__Set exercise__. Among the entries, which lines carry the string "color"? Copy each of them.

(Rows from a dataset)
++++++++++

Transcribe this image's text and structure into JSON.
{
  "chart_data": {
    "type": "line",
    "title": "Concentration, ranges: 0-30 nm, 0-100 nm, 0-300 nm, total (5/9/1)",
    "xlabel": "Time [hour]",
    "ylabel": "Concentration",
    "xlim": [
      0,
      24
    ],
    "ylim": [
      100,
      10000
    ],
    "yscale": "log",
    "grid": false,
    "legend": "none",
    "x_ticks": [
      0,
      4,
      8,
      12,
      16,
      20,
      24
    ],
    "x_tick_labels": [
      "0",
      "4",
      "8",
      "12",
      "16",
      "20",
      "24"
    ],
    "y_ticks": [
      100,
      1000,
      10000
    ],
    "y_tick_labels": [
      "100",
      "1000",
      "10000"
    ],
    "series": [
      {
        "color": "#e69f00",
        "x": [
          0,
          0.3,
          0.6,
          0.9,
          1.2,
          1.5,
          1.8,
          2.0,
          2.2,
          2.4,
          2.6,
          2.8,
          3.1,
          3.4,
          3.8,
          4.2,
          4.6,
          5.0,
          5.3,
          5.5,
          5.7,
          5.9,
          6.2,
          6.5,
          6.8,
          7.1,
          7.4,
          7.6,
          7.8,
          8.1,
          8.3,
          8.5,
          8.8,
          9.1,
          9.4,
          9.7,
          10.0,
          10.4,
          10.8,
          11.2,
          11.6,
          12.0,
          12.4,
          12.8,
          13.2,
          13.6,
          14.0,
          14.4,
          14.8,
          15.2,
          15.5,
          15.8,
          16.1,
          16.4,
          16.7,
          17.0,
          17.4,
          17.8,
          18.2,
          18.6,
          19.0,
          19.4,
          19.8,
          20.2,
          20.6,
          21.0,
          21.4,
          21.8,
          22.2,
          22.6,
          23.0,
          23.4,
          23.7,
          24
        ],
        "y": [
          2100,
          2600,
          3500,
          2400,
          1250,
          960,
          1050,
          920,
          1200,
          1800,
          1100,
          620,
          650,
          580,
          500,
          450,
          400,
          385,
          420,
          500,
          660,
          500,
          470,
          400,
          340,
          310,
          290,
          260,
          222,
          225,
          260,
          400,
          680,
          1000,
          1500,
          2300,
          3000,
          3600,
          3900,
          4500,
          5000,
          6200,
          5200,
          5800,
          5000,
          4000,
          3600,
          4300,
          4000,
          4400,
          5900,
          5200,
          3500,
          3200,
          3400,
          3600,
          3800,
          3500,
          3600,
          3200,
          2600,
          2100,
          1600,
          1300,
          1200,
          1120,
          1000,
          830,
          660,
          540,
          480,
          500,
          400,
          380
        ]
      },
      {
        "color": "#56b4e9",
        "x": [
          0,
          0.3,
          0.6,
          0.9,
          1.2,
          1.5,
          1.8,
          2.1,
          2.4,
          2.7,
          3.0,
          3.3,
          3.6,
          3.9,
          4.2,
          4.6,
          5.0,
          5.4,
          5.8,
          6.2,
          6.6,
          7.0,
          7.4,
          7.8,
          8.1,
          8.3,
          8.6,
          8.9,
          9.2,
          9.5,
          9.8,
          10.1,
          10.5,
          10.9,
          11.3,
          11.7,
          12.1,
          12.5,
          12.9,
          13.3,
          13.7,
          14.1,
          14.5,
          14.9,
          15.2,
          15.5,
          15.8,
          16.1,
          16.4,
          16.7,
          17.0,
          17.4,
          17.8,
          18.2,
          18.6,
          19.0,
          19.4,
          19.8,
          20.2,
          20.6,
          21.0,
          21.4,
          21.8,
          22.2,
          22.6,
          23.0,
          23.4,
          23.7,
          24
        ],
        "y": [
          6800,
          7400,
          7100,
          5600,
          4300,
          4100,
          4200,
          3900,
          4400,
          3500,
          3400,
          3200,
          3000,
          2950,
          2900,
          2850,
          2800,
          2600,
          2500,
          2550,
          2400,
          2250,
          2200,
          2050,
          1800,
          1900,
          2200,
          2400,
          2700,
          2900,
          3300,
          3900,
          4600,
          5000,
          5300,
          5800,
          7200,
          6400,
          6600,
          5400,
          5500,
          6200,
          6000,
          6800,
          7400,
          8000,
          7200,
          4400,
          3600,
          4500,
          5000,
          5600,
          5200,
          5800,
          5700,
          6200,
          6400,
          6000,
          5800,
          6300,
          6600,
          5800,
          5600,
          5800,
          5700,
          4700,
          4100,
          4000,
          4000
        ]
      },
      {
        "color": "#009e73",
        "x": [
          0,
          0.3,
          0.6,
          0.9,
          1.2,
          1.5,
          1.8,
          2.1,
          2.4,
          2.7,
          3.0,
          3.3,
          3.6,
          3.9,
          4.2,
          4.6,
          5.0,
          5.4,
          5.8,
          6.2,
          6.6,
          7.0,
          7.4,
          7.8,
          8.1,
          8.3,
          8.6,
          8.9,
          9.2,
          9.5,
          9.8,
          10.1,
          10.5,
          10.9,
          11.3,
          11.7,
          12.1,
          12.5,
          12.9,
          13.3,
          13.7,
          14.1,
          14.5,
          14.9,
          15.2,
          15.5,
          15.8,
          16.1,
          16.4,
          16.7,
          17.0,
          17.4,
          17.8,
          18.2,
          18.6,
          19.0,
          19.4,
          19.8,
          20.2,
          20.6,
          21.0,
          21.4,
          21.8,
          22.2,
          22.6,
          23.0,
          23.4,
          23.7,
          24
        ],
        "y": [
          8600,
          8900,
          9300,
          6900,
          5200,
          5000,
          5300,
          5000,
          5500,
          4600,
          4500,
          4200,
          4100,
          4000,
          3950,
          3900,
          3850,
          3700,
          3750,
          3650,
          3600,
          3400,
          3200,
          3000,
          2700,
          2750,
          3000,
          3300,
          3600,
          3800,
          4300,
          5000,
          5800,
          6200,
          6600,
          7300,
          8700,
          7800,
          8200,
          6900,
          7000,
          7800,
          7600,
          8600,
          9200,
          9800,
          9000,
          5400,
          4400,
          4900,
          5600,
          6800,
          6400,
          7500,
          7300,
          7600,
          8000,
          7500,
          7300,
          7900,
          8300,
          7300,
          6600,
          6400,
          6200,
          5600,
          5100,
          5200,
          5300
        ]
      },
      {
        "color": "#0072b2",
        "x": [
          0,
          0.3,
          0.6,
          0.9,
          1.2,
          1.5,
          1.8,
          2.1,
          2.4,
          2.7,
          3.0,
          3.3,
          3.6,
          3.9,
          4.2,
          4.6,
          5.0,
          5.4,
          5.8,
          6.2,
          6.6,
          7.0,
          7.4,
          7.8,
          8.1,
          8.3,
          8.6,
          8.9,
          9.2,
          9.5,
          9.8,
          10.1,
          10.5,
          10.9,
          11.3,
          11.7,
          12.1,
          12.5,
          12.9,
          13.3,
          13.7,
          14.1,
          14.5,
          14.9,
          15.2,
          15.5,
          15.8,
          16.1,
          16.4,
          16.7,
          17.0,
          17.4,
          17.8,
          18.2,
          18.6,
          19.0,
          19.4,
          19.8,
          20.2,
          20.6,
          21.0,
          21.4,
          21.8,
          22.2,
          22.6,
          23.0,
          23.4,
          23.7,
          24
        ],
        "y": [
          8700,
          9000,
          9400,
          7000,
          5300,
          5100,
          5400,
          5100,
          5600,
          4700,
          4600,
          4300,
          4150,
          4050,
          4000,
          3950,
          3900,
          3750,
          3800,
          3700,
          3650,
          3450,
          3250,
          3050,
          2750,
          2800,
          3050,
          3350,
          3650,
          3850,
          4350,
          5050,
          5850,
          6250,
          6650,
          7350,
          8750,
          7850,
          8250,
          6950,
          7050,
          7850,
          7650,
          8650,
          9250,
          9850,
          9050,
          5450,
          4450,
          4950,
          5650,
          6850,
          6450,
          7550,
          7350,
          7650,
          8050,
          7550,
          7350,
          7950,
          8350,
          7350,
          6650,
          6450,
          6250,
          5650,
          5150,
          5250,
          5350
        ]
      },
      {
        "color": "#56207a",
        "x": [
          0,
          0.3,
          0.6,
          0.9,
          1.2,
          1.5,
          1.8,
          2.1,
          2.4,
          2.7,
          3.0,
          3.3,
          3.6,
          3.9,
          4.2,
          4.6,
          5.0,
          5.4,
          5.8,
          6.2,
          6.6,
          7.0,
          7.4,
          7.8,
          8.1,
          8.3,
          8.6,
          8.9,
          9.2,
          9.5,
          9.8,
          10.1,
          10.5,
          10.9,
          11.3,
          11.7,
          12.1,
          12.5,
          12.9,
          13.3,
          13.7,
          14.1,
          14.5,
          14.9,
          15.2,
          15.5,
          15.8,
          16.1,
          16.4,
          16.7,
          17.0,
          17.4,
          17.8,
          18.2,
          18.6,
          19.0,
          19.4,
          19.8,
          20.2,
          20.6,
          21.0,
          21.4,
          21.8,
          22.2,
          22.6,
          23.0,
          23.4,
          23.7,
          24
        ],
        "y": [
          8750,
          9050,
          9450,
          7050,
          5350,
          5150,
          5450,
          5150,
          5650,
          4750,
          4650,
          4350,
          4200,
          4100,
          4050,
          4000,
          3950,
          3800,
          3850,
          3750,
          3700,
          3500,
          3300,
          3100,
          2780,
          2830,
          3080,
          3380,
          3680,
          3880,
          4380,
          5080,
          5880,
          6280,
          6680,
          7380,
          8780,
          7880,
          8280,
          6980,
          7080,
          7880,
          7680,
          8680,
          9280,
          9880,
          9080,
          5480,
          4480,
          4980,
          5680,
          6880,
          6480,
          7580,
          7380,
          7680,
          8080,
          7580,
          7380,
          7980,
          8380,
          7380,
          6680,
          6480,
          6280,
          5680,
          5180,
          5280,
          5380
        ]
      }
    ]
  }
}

++++++++++

__Solution for this problem__.
        "color": "#e69f00",
        "color": "#56b4e9",
        "color": "#009e73",
        "color": "#0072b2",
        "color": "#56207a",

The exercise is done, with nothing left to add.